>> begin Records shown
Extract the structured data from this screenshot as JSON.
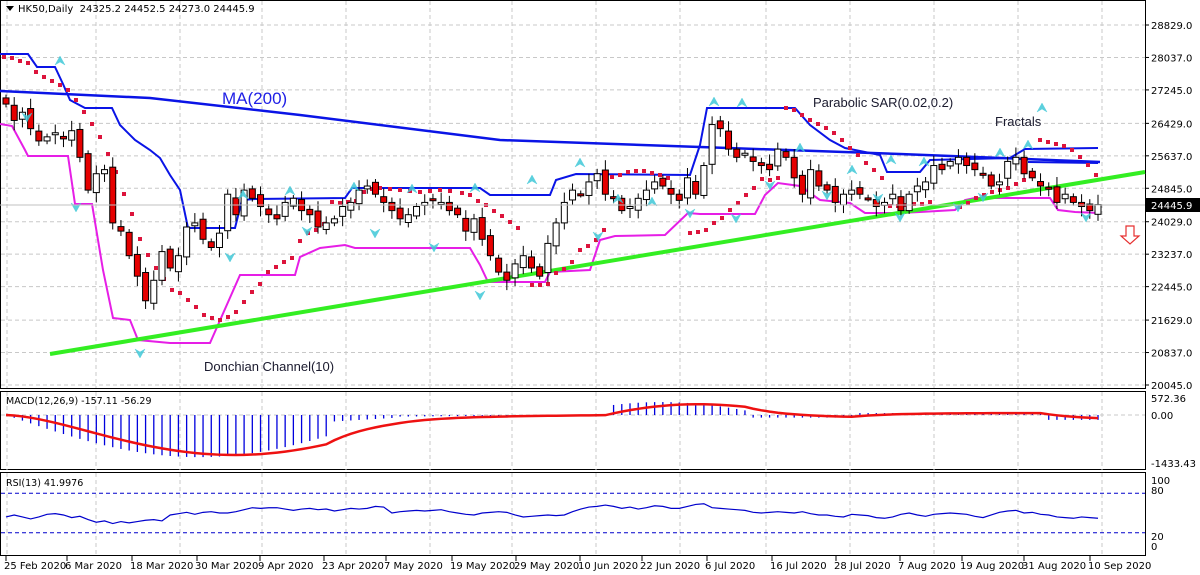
{
  "header": {
    "symbol": "HK50,Daily",
    "ohlc": "24325.2 24452.5 24273.0 24445.9"
  },
  "annotations": {
    "ma": "MA(200)",
    "sar": "Parabolic SAR(0.02,0.2)",
    "fractals": "Fractals",
    "donchian": "Donchian Channel(10)"
  },
  "price_axis": {
    "ticks": [
      "28829.0",
      "28037.0",
      "27245.0",
      "26429.0",
      "25637.0",
      "24845.0",
      "24029.0",
      "23237.0",
      "22445.0",
      "21629.0",
      "20837.0",
      "20045.0"
    ],
    "current": "24445.9"
  },
  "macd": {
    "label": "MACD(12,26,9) -157.11 -56.29",
    "ticks": [
      "572.36",
      "0.00",
      "-1433.43"
    ]
  },
  "rsi": {
    "label": "RSI(13) 41.9976",
    "ticks": [
      "100",
      "80",
      "20",
      "0"
    ]
  },
  "time_axis": {
    "labels": [
      "25 Feb 2020",
      "6 Mar 2020",
      "18 Mar 2020",
      "30 Mar 2020",
      "9 Apr 2020",
      "23 Apr 2020",
      "7 May 2020",
      "19 May 2020",
      "29 May 2020",
      "10 Jun 2020",
      "22 Jun 2020",
      "6 Jul 2020",
      "16 Jul 2020",
      "28 Jul 2020",
      "7 Aug 2020",
      "19 Aug 2020",
      "31 Aug 2020",
      "10 Sep 2020"
    ]
  },
  "colors": {
    "bull": "#ffffff",
    "bear": "#e60000",
    "ma200": "#0a14e6",
    "donchian_upper": "#0a14e6",
    "donchian_lower": "#e61ee6",
    "sar": "#dc143c",
    "fractal": "#40c8d8",
    "trendline": "#33ee22",
    "macd_hist": "#0000dd",
    "macd_signal": "#ee1111",
    "rsi": "#0000cc",
    "arrow": "#e63030"
  },
  "chart_data": {
    "type": "candlestick",
    "title": "HK50, Daily",
    "xlabel": "",
    "ylabel": "",
    "ylim": [
      20045,
      28829
    ],
    "grid": true,
    "dates": [
      "25 Feb 2020",
      "6 Mar 2020",
      "18 Mar 2020",
      "30 Mar 2020",
      "9 Apr 2020",
      "23 Apr 2020",
      "7 May 2020",
      "19 May 2020",
      "29 May 2020",
      "10 Jun 2020",
      "22 Jun 2020",
      "6 Jul 2020",
      "16 Jul 2020",
      "28 Jul 2020",
      "7 Aug 2020",
      "19 Aug 2020",
      "31 Aug 2020",
      "10 Sep 2020"
    ],
    "last_bar": {
      "open": 24325.2,
      "high": 24452.5,
      "low": 24273.0,
      "close": 24445.9
    },
    "candles_close_approx": [
      26900,
      26500,
      26700,
      26300,
      26000,
      26100,
      26200,
      26050,
      26250,
      25600,
      24800,
      25200,
      25300,
      24000,
      23800,
      23200,
      22700,
      22100,
      22600,
      23300,
      22900,
      23200,
      23900,
      24000,
      23600,
      23400,
      23750,
      24700,
      24200,
      24800,
      24600,
      24400,
      24200,
      24100,
      24500,
      24600,
      24300,
      24200,
      23900,
      24000,
      24100,
      24400,
      24500,
      24800,
      24900,
      24700,
      24500,
      24300,
      24100,
      24200,
      24400,
      24500,
      24550,
      24500,
      24300,
      24200,
      23800,
      24100,
      23600,
      23200,
      22800,
      22600,
      23000,
      23200,
      22900,
      22700,
      23500,
      24000,
      24500,
      24800,
      24700,
      25000,
      25200,
      24700,
      24600,
      24300,
      24400,
      24600,
      24800,
      25000,
      24900,
      24700,
      24550,
      25100,
      24700,
      25400,
      26400,
      26300,
      25800,
      25600,
      25700,
      25500,
      25400,
      25300,
      25800,
      25600,
      25100,
      24700,
      25300,
      24900,
      24800,
      24500,
      24700,
      24800,
      24700,
      24600,
      24400,
      24500,
      24700,
      24300,
      24700,
      24900,
      25000,
      25400,
      25300,
      25500,
      25600,
      25400,
      25300,
      25200,
      24900,
      25000,
      25500,
      25600,
      25200,
      25100,
      24900,
      24850,
      24500,
      24700,
      24500,
      24400,
      24300,
      24446
    ],
    "indicators": {
      "ma200": {
        "start": 27100,
        "end": 25400
      },
      "parabolic_sar": {
        "step": 0.02,
        "max": 0.2
      },
      "donchian_period": 10,
      "trendline": {
        "x1_date": "~2 Mar 2020",
        "y1": 20900,
        "x2_date": "10 Sep 2020+",
        "y2": 25050
      }
    },
    "subcharts": [
      {
        "name": "MACD(12,26,9)",
        "main": -157.11,
        "signal": -56.29,
        "ylim": [
          -1433.43,
          572.36
        ]
      },
      {
        "name": "RSI(13)",
        "value": 41.9976,
        "levels": [
          20,
          80
        ],
        "ylim": [
          0,
          100
        ]
      }
    ],
    "signal": "down arrow (bearish)"
  }
}
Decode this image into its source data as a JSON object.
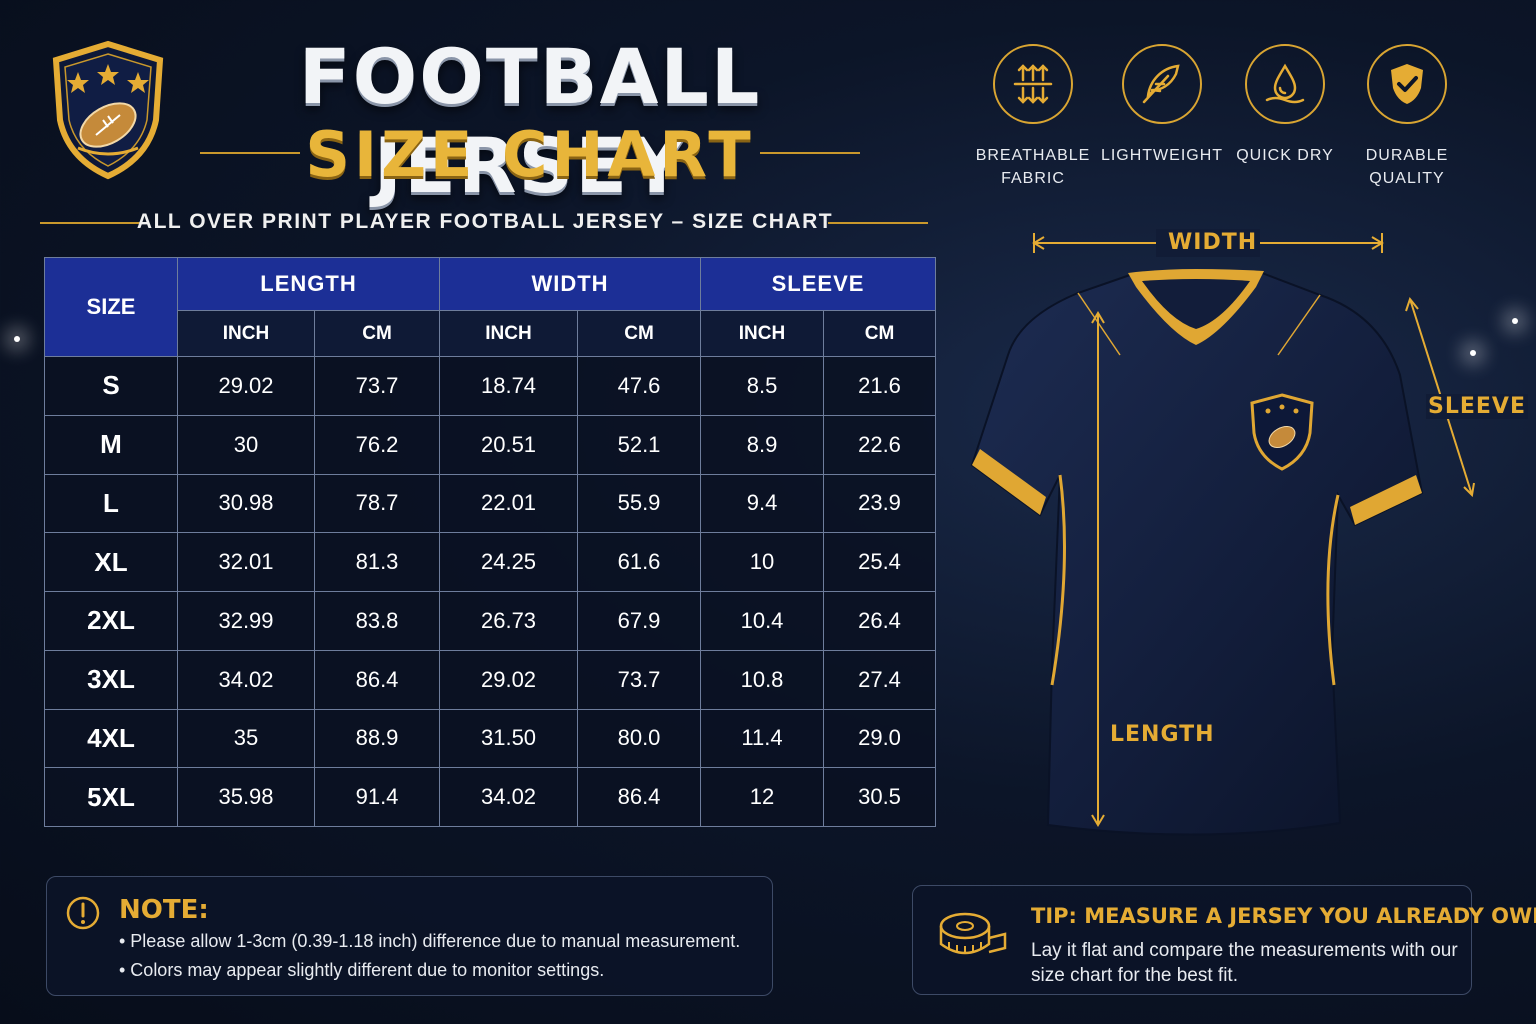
{
  "header": {
    "title_line1": "FOOTBALL JERSEY",
    "title_line2": "SIZE CHART",
    "subtitle": "ALL OVER PRINT PLAYER FOOTBALL JERSEY – SIZE CHART"
  },
  "features": [
    {
      "icon": "airflow-arrows-icon",
      "label": "BREATHABLE\nFABRIC"
    },
    {
      "icon": "feather-icon",
      "label": "LIGHTWEIGHT"
    },
    {
      "icon": "water-drop-icon",
      "label": "QUICK DRY"
    },
    {
      "icon": "shield-check-icon",
      "label": "DURABLE\nQUALITY"
    }
  ],
  "table": {
    "size_header": "SIZE",
    "groups": [
      "LENGTH",
      "WIDTH",
      "SLEEVE"
    ],
    "units": [
      "INCH",
      "CM",
      "INCH",
      "CM",
      "INCH",
      "CM"
    ],
    "rows": [
      {
        "size": "S",
        "values": [
          "29.02",
          "73.7",
          "18.74",
          "47.6",
          "8.5",
          "21.6"
        ]
      },
      {
        "size": "M",
        "values": [
          "30",
          "76.2",
          "20.51",
          "52.1",
          "8.9",
          "22.6"
        ]
      },
      {
        "size": "L",
        "values": [
          "30.98",
          "78.7",
          "22.01",
          "55.9",
          "9.4",
          "23.9"
        ]
      },
      {
        "size": "XL",
        "values": [
          "32.01",
          "81.3",
          "24.25",
          "61.6",
          "10",
          "25.4"
        ]
      },
      {
        "size": "2XL",
        "values": [
          "32.99",
          "83.8",
          "26.73",
          "67.9",
          "10.4",
          "26.4"
        ]
      },
      {
        "size": "3XL",
        "values": [
          "34.02",
          "86.4",
          "29.02",
          "73.7",
          "10.8",
          "27.4"
        ]
      },
      {
        "size": "4XL",
        "values": [
          "35",
          "88.9",
          "31.50",
          "80.0",
          "11.4",
          "29.0"
        ]
      },
      {
        "size": "5XL",
        "values": [
          "35.98",
          "91.4",
          "34.02",
          "86.4",
          "12",
          "30.5"
        ]
      }
    ]
  },
  "diagram": {
    "width_label": "WIDTH",
    "length_label": "LENGTH",
    "sleeve_label": "SLEEVE"
  },
  "note": {
    "title": "NOTE:",
    "items": [
      "• Please allow 1-3cm (0.39-1.18 inch) difference due to manual measurement.",
      "• Colors may appear slightly different due to monitor settings."
    ]
  },
  "tip": {
    "title": "TIP: MEASURE A JERSEY YOU ALREADY OWN",
    "text": "Lay it flat and compare the measurements with our size chart for the best fit."
  },
  "colors": {
    "gold": "#e5ac34",
    "header_blue": "#1c2f96",
    "navy": "#0c1528"
  }
}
>> end Records shown
• [Directions for this task] All of the material above needs to be restated exactly, with no pictures.

• [The answer]
Extract the structured data from this screenshot as JSON.
{
  "header": {
    "symbol": "HK50,Daily",
    "ohlc": "24325.2 24452.5 24273.0 24445.9"
  },
  "annotations": {
    "ma": "MA(200)",
    "sar": "Parabolic SAR(0.02,0.2)",
    "fractals": "Fractals",
    "donchian": "Donchian Channel(10)"
  },
  "price_axis": {
    "ticks": [
      "28829.0",
      "28037.0",
      "27245.0",
      "26429.0",
      "25637.0",
      "24845.0",
      "24029.0",
      "23237.0",
      "22445.0",
      "21629.0",
      "20837.0",
      "20045.0"
    ],
    "current": "24445.9"
  },
  "macd": {
    "label": "MACD(12,26,9) -157.11 -56.29",
    "ticks": [
      "572.36",
      "0.00",
      "-1433.43"
    ]
  },
  "rsi": {
    "label": "RSI(13) 41.9976",
    "ticks": [
      "100",
      "80",
      "20",
      "0"
    ]
  },
  "time_axis": {
    "labels": [
      "25 Feb 2020",
      "6 Mar 2020",
      "18 Mar 2020",
      "30 Mar 2020",
      "9 Apr 2020",
      "23 Apr 2020",
      "7 May 2020",
      "19 May 2020",
      "29 May 2020",
      "10 Jun 2020",
      "22 Jun 2020",
      "6 Jul 2020",
      "16 Jul 2020",
      "28 Jul 2020",
      "7 Aug 2020",
      "19 Aug 2020",
      "31 Aug 2020",
      "10 Sep 2020"
    ]
  },
  "colors": {
    "bull": "#ffffff",
    "bear": "#e60000",
    "ma200": "#0a14e6",
    "donchian_upper": "#0a14e6",
    "donchian_lower": "#e61ee6",
    "sar": "#dc143c",
    "fractal": "#40c8d8",
    "trendline": "#33ee22",
    "macd_hist": "#0000dd",
    "macd_signal": "#ee1111",
    "rsi": "#0000cc",
    "arrow": "#e63030"
  },
  "chart_data": {
    "type": "candlestick",
    "title": "HK50, Daily",
    "xlabel": "",
    "ylabel": "",
    "ylim": [
      20045,
      28829
    ],
    "grid": true,
    "dates": [
      "25 Feb 2020",
      "6 Mar 2020",
      "18 Mar 2020",
      "30 Mar 2020",
      "9 Apr 2020",
      "23 Apr 2020",
      "7 May 2020",
      "19 May 2020",
      "29 May 2020",
      "10 Jun 2020",
      "22 Jun 2020",
      "6 Jul 2020",
      "16 Jul 2020",
      "28 Jul 2020",
      "7 Aug 2020",
      "19 Aug 2020",
      "31 Aug 2020",
      "10 Sep 2020"
    ],
    "last_bar": {
      "open": 24325.2,
      "high": 24452.5,
      "low": 24273.0,
      "close": 24445.9
    },
    "candles_close_approx": [
      26900,
      26500,
      26700,
      26300,
      26000,
      26100,
      26200,
      26050,
      26250,
      25600,
      24800,
      25200,
      25300,
      24000,
      23800,
      23200,
      22700,
      22100,
      22600,
      23300,
      22900,
      23200,
      23900,
      24000,
      23600,
      23400,
      23750,
      24700,
      24200,
      24800,
      24600,
      24400,
      24200,
      24100,
      24500,
      24600,
      24300,
      24200,
      23900,
      24000,
      24100,
      24400,
      24500,
      24800,
      24900,
      24700,
      24500,
      24300,
      24100,
      24200,
      24400,
      24500,
      24550,
      24500,
      24300,
      24200,
      23800,
      24100,
      23600,
      23200,
      22800,
      22600,
      23000,
      23200,
      22900,
      22700,
      23500,
      24000,
      24500,
      24800,
      24700,
      25000,
      25200,
      24700,
      24600,
      24300,
      24400,
      24600,
      24800,
      25000,
      24900,
      24700,
      24550,
      25100,
      24700,
      25400,
      26400,
      26300,
      25800,
      25600,
      25700,
      25500,
      25400,
      25300,
      25800,
      25600,
      25100,
      24700,
      25300,
      24900,
      24800,
      24500,
      24700,
      24800,
      24700,
      24600,
      24400,
      24500,
      24700,
      24300,
      24700,
      24900,
      25000,
      25400,
      25300,
      25500,
      25600,
      25400,
      25300,
      25200,
      24900,
      25000,
      25500,
      25600,
      25200,
      25100,
      24900,
      24850,
      24500,
      24700,
      24500,
      24400,
      24300,
      24446
    ],
    "indicators": {
      "ma200": {
        "start": 27100,
        "end": 25400
      },
      "parabolic_sar": {
        "step": 0.02,
        "max": 0.2
      },
      "donchian_period": 10,
      "trendline": {
        "x1_date": "~2 Mar 2020",
        "y1": 20900,
        "x2_date": "10 Sep 2020+",
        "y2": 25050
      }
    },
    "subcharts": [
      {
        "name": "MACD(12,26,9)",
        "main": -157.11,
        "signal": -56.29,
        "ylim": [
          -1433.43,
          572.36
        ]
      },
      {
        "name": "RSI(13)",
        "value": 41.9976,
        "levels": [
          20,
          80
        ],
        "ylim": [
          0,
          100
        ]
      }
    ],
    "signal": "down arrow (bearish)"
  }
}
Decode this image into its source data as a JSON object.
{
  "header": {
    "title_line1": "FOOTBALL JERSEY",
    "title_line2": "SIZE CHART",
    "subtitle": "ALL OVER PRINT PLAYER FOOTBALL JERSEY – SIZE CHART"
  },
  "features": [
    {
      "icon": "airflow-arrows-icon",
      "label": "BREATHABLE\nFABRIC"
    },
    {
      "icon": "feather-icon",
      "label": "LIGHTWEIGHT"
    },
    {
      "icon": "water-drop-icon",
      "label": "QUICK DRY"
    },
    {
      "icon": "shield-check-icon",
      "label": "DURABLE\nQUALITY"
    }
  ],
  "table": {
    "size_header": "SIZE",
    "groups": [
      "LENGTH",
      "WIDTH",
      "SLEEVE"
    ],
    "units": [
      "INCH",
      "CM",
      "INCH",
      "CM",
      "INCH",
      "CM"
    ],
    "rows": [
      {
        "size": "S",
        "values": [
          "29.02",
          "73.7",
          "18.74",
          "47.6",
          "8.5",
          "21.6"
        ]
      },
      {
        "size": "M",
        "values": [
          "30",
          "76.2",
          "20.51",
          "52.1",
          "8.9",
          "22.6"
        ]
      },
      {
        "size": "L",
        "values": [
          "30.98",
          "78.7",
          "22.01",
          "55.9",
          "9.4",
          "23.9"
        ]
      },
      {
        "size": "XL",
        "values": [
          "32.01",
          "81.3",
          "24.25",
          "61.6",
          "10",
          "25.4"
        ]
      },
      {
        "size": "2XL",
        "values": [
          "32.99",
          "83.8",
          "26.73",
          "67.9",
          "10.4",
          "26.4"
        ]
      },
      {
        "size": "3XL",
        "values": [
          "34.02",
          "86.4",
          "29.02",
          "73.7",
          "10.8",
          "27.4"
        ]
      },
      {
        "size": "4XL",
        "values": [
          "35",
          "88.9",
          "31.50",
          "80.0",
          "11.4",
          "29.0"
        ]
      },
      {
        "size": "5XL",
        "values": [
          "35.98",
          "91.4",
          "34.02",
          "86.4",
          "12",
          "30.5"
        ]
      }
    ]
  },
  "diagram": {
    "width_label": "WIDTH",
    "length_label": "LENGTH",
    "sleeve_label": "SLEEVE"
  },
  "note": {
    "title": "NOTE:",
    "items": [
      "• Please allow 1-3cm (0.39-1.18 inch) difference due to manual measurement.",
      "• Colors may appear slightly different due to monitor settings."
    ]
  },
  "tip": {
    "title": "TIP: MEASURE A JERSEY YOU ALREADY OWN",
    "text": "Lay it flat and compare the measurements with our size chart for the best fit."
  },
  "colors": {
    "gold": "#e5ac34",
    "header_blue": "#1c2f96",
    "navy": "#0c1528"
  }
}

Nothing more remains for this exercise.